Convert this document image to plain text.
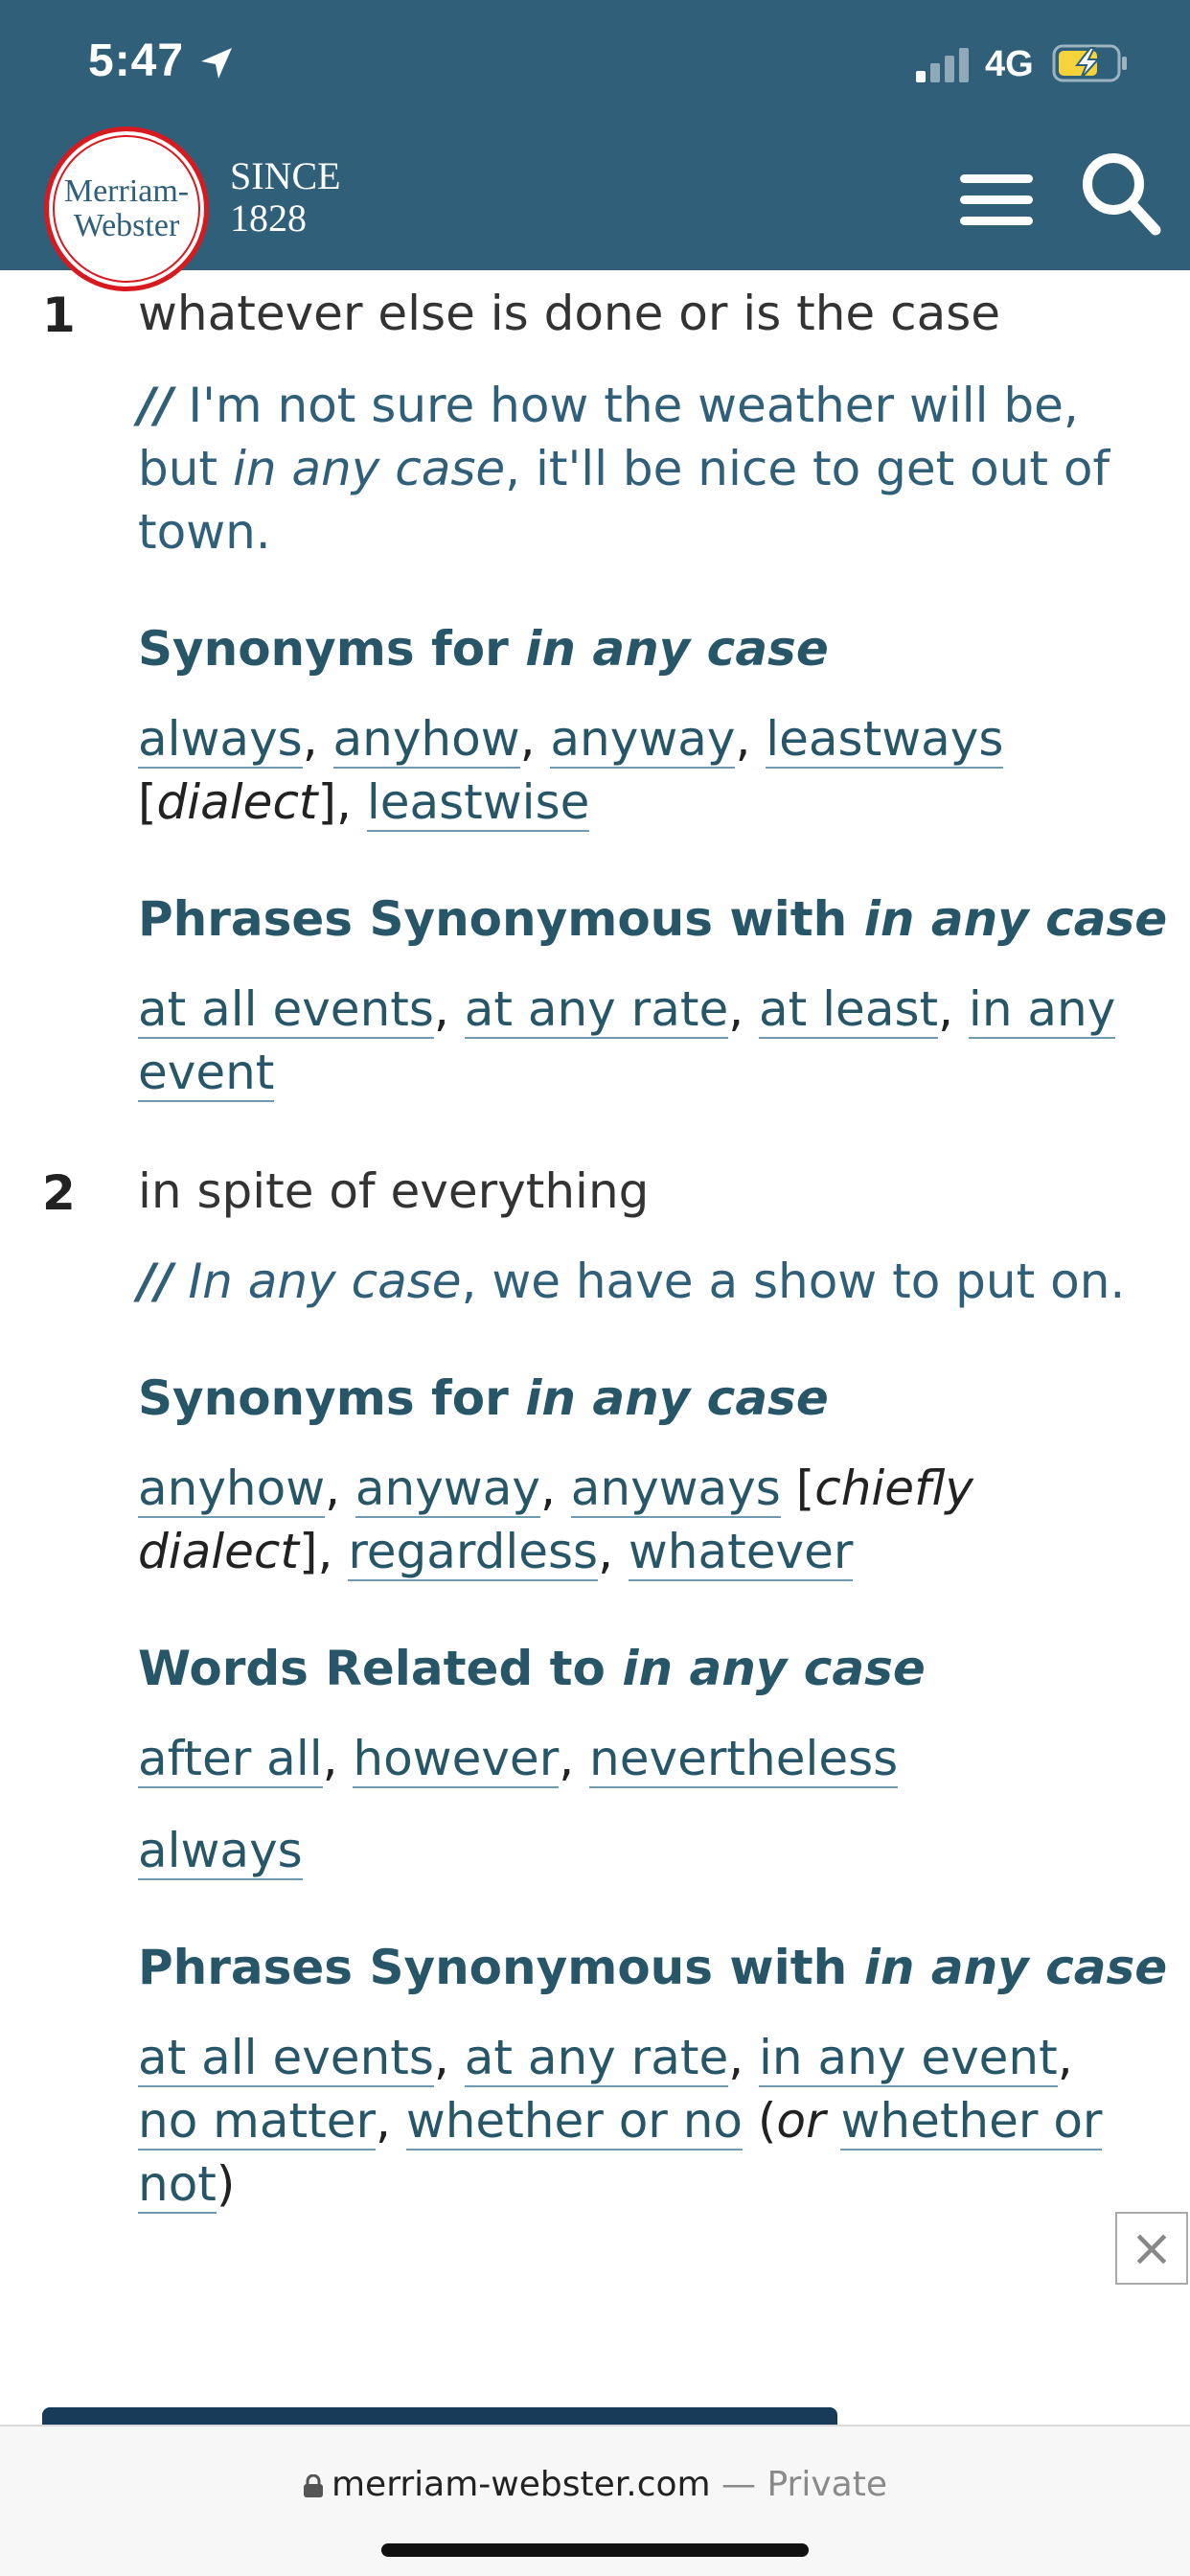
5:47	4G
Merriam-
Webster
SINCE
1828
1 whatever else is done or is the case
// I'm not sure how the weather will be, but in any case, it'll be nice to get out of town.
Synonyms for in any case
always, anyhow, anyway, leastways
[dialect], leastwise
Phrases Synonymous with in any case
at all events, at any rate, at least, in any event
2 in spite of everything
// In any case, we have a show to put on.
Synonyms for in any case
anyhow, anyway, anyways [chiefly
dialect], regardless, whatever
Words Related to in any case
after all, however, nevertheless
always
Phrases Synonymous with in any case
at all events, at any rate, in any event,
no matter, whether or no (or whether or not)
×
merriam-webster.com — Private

===============

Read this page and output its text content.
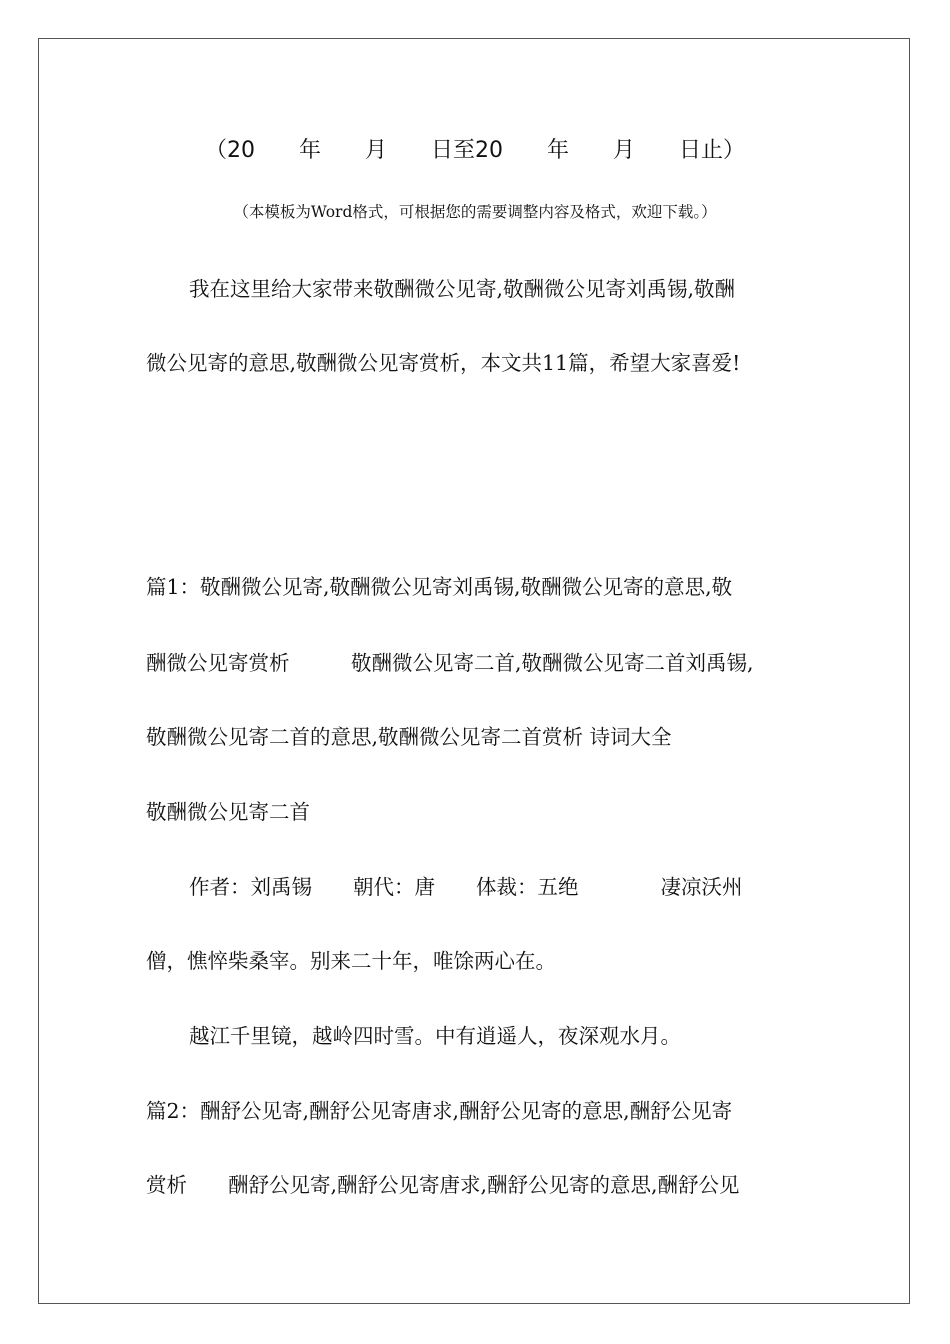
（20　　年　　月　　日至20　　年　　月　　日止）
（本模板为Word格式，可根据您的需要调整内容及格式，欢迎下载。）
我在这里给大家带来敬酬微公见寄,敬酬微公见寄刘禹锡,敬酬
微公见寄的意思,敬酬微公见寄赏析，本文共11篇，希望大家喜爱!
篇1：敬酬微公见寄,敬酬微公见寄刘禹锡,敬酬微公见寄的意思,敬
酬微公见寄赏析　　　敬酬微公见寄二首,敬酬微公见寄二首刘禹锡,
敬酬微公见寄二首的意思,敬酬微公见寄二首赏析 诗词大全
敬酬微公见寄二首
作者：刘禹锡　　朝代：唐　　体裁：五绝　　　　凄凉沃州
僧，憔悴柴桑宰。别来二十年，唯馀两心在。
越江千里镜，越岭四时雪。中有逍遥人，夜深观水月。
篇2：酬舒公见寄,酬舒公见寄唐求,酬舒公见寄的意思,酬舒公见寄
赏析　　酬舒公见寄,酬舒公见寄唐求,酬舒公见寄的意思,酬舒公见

===============

Written request: What is the number of lines in these records that contain "rate"? Reply with the number only.

The answer: 2